> Work to be completed:
Which lines hold the word "والسكاسك"? Copy each of them.

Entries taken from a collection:
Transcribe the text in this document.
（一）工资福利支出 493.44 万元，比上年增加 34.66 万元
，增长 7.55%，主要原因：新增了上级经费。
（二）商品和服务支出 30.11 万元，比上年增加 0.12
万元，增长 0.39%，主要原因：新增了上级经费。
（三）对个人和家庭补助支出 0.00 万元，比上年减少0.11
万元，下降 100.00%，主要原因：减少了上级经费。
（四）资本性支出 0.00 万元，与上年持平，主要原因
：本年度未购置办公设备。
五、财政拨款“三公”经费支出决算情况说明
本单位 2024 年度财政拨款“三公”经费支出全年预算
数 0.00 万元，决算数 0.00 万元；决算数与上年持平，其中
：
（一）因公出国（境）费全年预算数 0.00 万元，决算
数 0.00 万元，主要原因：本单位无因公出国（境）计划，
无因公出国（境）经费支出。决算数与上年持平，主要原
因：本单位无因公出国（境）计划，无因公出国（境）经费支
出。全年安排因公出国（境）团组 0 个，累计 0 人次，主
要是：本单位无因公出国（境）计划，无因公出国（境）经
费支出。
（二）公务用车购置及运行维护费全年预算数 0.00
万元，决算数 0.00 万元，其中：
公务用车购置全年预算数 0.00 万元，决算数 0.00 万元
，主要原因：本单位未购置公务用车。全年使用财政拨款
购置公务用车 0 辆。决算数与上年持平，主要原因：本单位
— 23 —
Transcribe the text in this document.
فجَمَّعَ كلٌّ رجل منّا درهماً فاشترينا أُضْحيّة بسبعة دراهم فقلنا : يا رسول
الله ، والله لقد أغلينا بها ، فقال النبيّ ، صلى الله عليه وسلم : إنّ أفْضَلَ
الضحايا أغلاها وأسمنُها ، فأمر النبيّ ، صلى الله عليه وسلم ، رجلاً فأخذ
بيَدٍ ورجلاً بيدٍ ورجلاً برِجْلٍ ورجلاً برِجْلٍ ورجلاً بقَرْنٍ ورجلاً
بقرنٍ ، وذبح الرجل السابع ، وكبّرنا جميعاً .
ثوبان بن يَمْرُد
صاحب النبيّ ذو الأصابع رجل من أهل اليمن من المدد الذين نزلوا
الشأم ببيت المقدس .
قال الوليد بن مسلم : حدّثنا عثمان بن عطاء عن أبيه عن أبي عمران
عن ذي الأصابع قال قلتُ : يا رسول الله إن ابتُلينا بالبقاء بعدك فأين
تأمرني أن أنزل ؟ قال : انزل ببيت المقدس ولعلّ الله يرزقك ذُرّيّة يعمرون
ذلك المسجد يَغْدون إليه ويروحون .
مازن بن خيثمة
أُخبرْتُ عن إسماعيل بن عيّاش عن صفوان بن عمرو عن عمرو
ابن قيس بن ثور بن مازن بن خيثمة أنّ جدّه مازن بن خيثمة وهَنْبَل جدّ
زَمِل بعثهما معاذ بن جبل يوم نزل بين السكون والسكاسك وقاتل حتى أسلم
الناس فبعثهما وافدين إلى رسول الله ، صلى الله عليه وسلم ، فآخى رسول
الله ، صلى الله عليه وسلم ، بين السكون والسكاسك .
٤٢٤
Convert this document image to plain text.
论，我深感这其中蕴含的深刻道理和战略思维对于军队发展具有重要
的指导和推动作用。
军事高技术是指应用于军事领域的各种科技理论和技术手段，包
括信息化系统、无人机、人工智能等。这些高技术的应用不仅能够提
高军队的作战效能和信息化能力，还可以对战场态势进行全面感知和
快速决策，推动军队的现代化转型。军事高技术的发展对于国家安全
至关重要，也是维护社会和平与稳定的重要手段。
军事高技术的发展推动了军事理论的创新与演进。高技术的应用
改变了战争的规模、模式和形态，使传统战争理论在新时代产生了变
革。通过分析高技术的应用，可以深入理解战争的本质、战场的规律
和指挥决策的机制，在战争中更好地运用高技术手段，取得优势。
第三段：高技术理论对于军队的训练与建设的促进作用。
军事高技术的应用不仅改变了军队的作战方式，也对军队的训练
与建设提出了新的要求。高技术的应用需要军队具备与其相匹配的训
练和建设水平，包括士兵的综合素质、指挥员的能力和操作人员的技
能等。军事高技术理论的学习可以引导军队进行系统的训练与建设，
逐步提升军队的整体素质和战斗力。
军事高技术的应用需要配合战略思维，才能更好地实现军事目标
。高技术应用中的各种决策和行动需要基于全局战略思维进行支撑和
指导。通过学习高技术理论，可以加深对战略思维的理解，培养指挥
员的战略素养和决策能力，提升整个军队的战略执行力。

> Response to the exercise:
زَمِل بعثهما معاذ بن جبل يوم نزل بين السكون والسكاسك وقاتل حتى أسلم
الله ، صلى الله عليه وسلم ، بين السكون والسكاسك .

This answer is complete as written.